▸ **ENTRIES**

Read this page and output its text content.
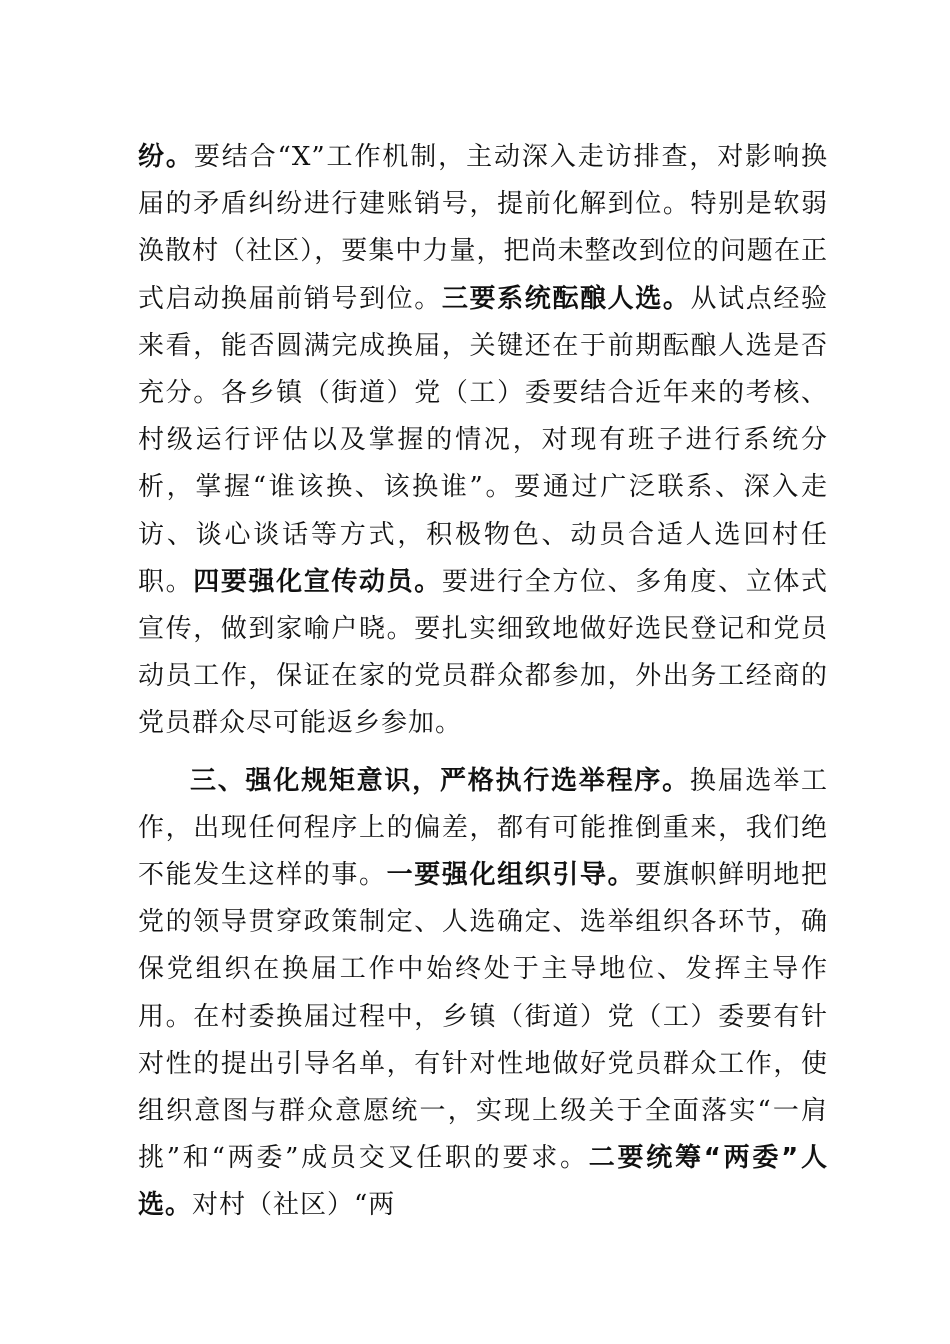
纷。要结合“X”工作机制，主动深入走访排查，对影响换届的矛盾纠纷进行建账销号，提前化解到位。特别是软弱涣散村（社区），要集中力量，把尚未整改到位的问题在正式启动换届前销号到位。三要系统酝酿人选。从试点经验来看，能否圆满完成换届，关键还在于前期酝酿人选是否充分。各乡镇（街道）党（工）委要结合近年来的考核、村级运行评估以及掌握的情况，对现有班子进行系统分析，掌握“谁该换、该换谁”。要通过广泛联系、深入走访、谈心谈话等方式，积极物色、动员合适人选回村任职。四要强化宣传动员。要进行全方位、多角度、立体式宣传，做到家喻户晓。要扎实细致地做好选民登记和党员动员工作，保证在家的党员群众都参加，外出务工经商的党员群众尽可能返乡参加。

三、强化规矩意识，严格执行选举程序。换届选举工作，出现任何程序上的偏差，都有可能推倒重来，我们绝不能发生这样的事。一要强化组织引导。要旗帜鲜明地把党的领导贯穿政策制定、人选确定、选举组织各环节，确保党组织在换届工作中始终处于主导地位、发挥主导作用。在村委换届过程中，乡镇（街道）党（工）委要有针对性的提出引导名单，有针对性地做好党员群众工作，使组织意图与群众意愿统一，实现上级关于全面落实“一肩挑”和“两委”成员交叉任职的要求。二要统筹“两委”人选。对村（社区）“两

--

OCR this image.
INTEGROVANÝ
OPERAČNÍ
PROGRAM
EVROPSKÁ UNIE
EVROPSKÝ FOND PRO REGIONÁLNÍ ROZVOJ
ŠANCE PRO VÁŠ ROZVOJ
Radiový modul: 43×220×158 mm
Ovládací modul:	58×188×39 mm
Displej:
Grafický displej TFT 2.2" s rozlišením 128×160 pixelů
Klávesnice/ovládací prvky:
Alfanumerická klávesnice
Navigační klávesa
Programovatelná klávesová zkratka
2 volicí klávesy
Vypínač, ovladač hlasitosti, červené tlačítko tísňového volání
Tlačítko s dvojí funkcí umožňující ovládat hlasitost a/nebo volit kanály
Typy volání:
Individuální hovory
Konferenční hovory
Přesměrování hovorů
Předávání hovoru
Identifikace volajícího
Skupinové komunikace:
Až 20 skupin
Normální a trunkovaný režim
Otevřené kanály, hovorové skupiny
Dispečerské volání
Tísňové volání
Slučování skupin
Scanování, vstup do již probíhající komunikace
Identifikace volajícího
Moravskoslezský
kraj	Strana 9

▸ **DIRECTIONS**
Respond with nothing but the number of lines in the entries that contain the string "this".

▸ **COMPLETED EXERCISE**
2